◆ What to work on ◆
Repeat the listing below in full, exactly as it stands.

◆ Extracted records ◆
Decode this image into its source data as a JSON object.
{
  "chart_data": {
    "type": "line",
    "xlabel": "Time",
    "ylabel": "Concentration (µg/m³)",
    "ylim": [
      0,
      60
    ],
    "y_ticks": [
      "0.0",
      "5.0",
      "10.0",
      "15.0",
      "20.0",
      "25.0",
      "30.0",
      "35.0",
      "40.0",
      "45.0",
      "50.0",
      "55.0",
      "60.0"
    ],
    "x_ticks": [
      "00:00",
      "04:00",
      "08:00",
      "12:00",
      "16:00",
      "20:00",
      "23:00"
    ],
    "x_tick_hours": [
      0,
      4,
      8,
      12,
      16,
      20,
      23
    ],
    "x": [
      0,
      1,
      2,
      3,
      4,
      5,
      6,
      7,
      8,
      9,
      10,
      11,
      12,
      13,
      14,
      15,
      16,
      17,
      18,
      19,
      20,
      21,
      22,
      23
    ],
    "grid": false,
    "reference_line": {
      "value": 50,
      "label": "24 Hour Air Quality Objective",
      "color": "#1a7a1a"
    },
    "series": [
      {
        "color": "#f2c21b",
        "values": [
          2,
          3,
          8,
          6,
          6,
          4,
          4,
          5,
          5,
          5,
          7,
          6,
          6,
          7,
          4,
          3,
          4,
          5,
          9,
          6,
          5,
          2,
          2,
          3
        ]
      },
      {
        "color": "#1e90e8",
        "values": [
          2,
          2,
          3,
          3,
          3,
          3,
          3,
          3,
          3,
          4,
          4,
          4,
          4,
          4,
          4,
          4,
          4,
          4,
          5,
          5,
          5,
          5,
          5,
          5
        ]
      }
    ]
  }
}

◆ Written response ◆
Decode this image into its source data as a JSON object.
{
  "chart_data": {
    "type": "line",
    "xlabel": "Time",
    "ylabel": "Concentration (µg/m³)",
    "ylim": [
      0,
      60
    ],
    "y_ticks": [
      "0.0",
      "5.0",
      "10.0",
      "15.0",
      "20.0",
      "25.0",
      "30.0",
      "35.0",
      "40.0",
      "45.0",
      "50.0",
      "55.0",
      "60.0"
    ],
    "x_ticks": [
      "00:00",
      "04:00",
      "08:00",
      "12:00",
      "16:00",
      "20:00",
      "23:00"
    ],
    "x_tick_hours": [
      0,
      4,
      8,
      12,
      16,
      20,
      23
    ],
    "x": [
      0,
      1,
      2,
      3,
      4,
      5,
      6,
      7,
      8,
      9,
      10,
      11,
      12,
      13,
      14,
      15,
      16,
      17,
      18,
      19,
      20,
      21,
      22,
      23
    ],
    "grid": false,
    "reference_line": {
      "value": 50,
      "label": "24 Hour Air Quality Objective",
      "color": "#1a7a1a"
    },
    "series": [
      {
        "color": "#f2c21b",
        "values": [
          2,
          3,
          8,
          6,
          6,
          4,
          4,
          5,
          5,
          5,
          7,
          6,
          6,
          7,
          4,
          3,
          4,
          5,
          9,
          6,
          5,
          2,
          2,
          3
        ]
      },
      {
        "color": "#1e90e8",
        "values": [
          2,
          2,
          3,
          3,
          3,
          3,
          3,
          3,
          3,
          4,
          4,
          4,
          4,
          4,
          4,
          4,
          4,
          4,
          5,
          5,
          5,
          5,
          5,
          5
        ]
      }
    ]
  }
}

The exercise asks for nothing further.